Short task: Copy each line that holds "complete".

Data entries:
_ _ _ _ _ _ _

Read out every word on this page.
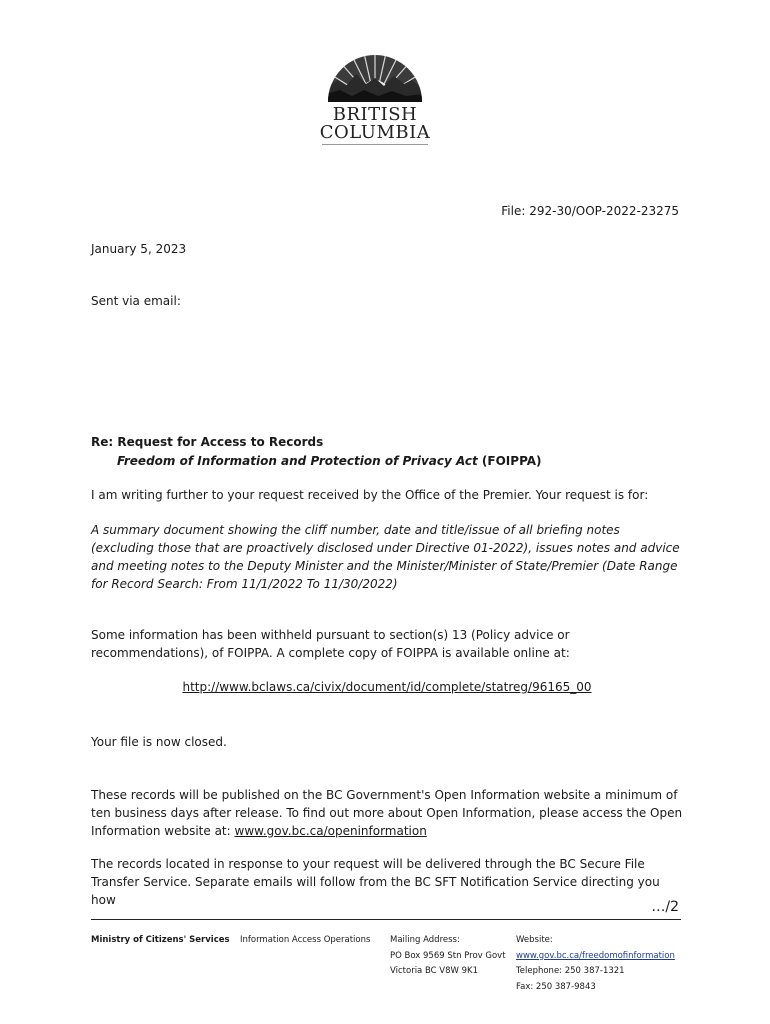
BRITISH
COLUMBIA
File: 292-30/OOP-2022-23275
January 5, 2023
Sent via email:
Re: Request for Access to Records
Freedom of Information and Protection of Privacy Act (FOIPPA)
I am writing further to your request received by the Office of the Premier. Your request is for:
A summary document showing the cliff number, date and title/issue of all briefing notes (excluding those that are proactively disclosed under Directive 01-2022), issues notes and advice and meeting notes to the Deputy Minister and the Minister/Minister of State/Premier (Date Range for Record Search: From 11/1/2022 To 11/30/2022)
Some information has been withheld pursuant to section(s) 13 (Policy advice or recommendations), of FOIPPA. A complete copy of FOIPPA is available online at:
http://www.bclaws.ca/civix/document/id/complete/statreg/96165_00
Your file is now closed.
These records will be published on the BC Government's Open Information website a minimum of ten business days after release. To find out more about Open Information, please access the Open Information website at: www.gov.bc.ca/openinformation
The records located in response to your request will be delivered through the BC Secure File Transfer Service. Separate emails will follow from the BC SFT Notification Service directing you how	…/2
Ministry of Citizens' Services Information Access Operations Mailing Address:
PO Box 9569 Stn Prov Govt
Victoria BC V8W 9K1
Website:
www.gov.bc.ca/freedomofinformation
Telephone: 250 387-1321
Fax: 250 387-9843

_ _ _ _ _ _ _

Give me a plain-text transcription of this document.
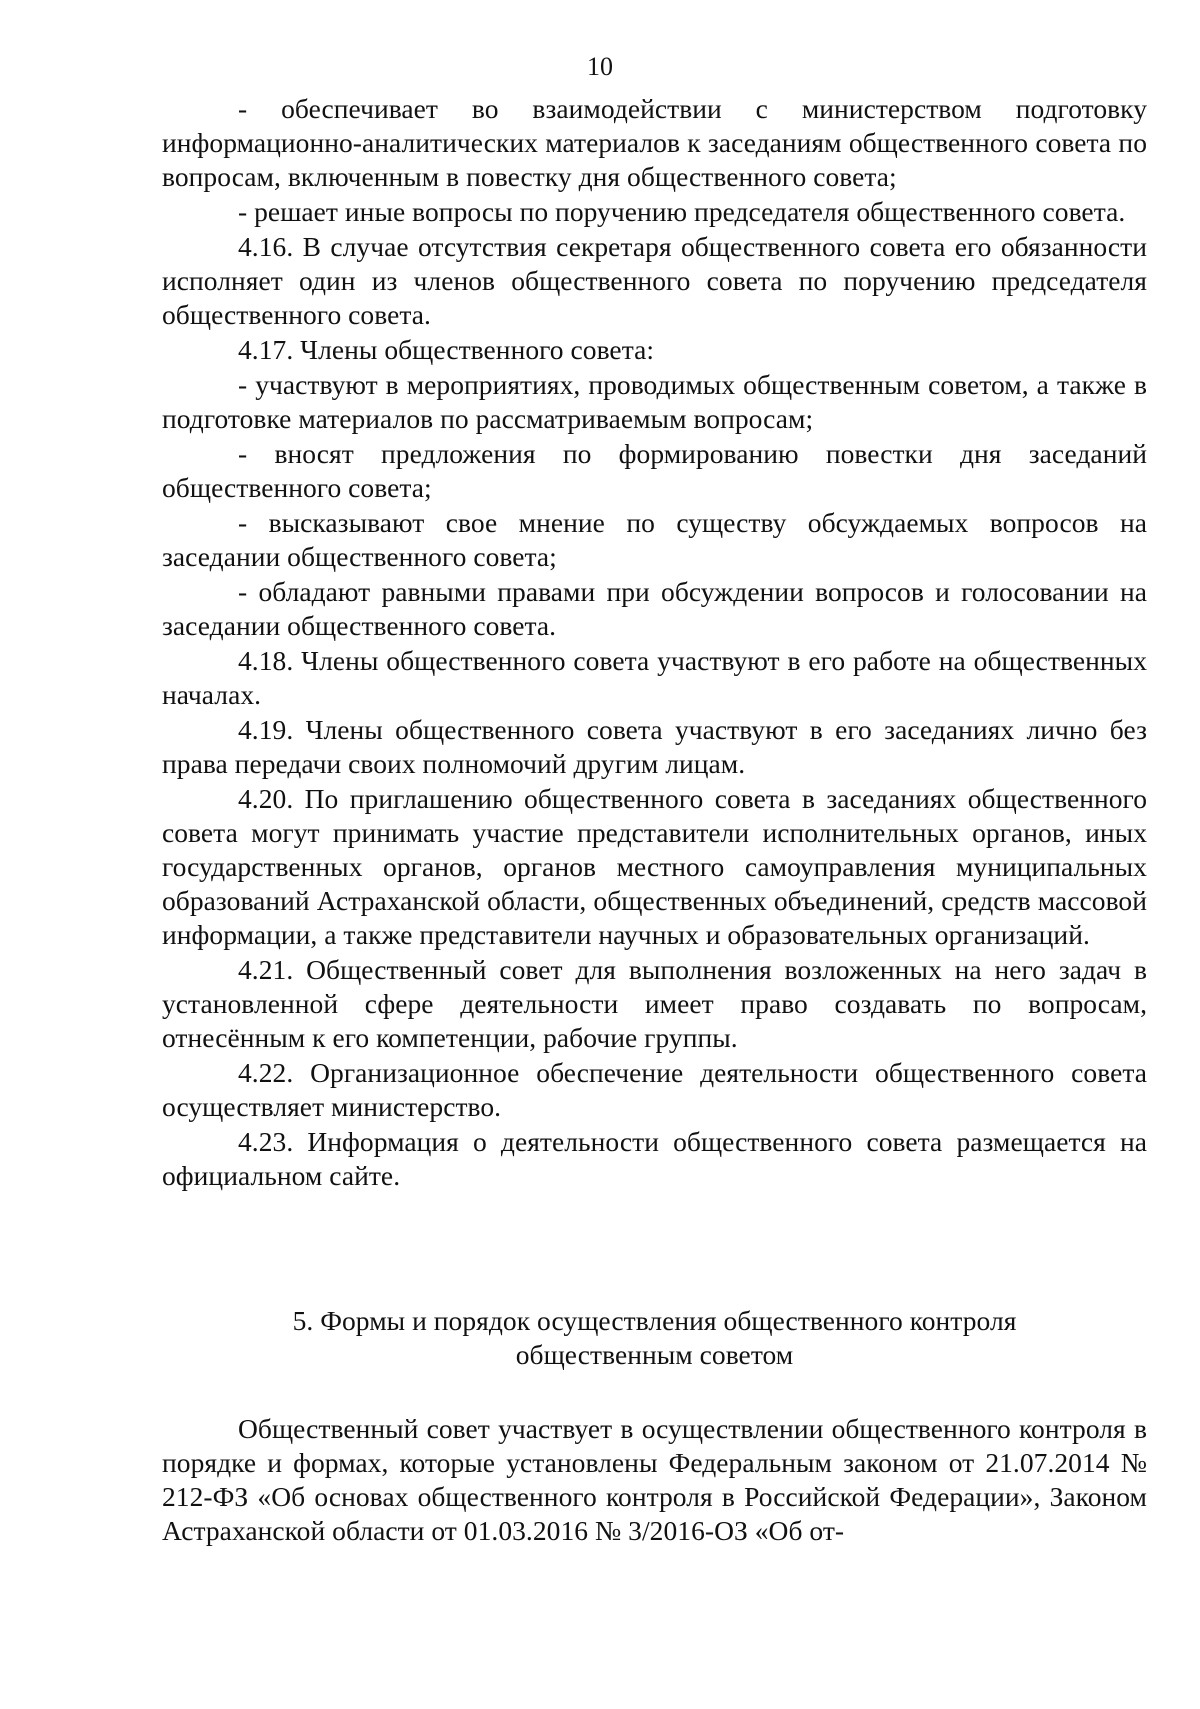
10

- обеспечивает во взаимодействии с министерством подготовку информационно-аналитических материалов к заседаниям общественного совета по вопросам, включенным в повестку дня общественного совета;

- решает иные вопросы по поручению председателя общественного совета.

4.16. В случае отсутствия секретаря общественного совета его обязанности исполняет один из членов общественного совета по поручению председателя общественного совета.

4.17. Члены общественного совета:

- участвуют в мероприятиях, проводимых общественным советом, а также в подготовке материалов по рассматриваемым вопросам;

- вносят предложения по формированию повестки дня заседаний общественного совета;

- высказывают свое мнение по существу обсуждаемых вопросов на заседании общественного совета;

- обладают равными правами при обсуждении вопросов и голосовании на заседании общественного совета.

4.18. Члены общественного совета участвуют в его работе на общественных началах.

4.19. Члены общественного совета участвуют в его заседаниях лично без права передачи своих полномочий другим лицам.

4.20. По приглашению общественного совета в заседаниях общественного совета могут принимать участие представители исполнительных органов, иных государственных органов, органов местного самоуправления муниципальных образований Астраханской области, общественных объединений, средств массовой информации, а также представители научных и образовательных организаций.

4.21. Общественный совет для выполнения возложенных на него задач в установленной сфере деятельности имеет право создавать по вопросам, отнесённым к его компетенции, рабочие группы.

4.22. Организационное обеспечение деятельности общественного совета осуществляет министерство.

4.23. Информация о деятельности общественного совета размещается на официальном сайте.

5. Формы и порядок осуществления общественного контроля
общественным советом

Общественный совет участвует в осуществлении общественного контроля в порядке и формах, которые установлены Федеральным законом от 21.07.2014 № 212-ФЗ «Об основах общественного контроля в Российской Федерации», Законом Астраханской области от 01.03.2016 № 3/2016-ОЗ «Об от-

_ _ _ _ _ _ _

Task answer:
Some information has been withheld pursuant to section(s) 13 (Policy advice or recommendations), of FOIPPA. A complete copy of FOIPPA is available online at:
http://www.bclaws.ca/civix/document/id/complete/statreg/96165_00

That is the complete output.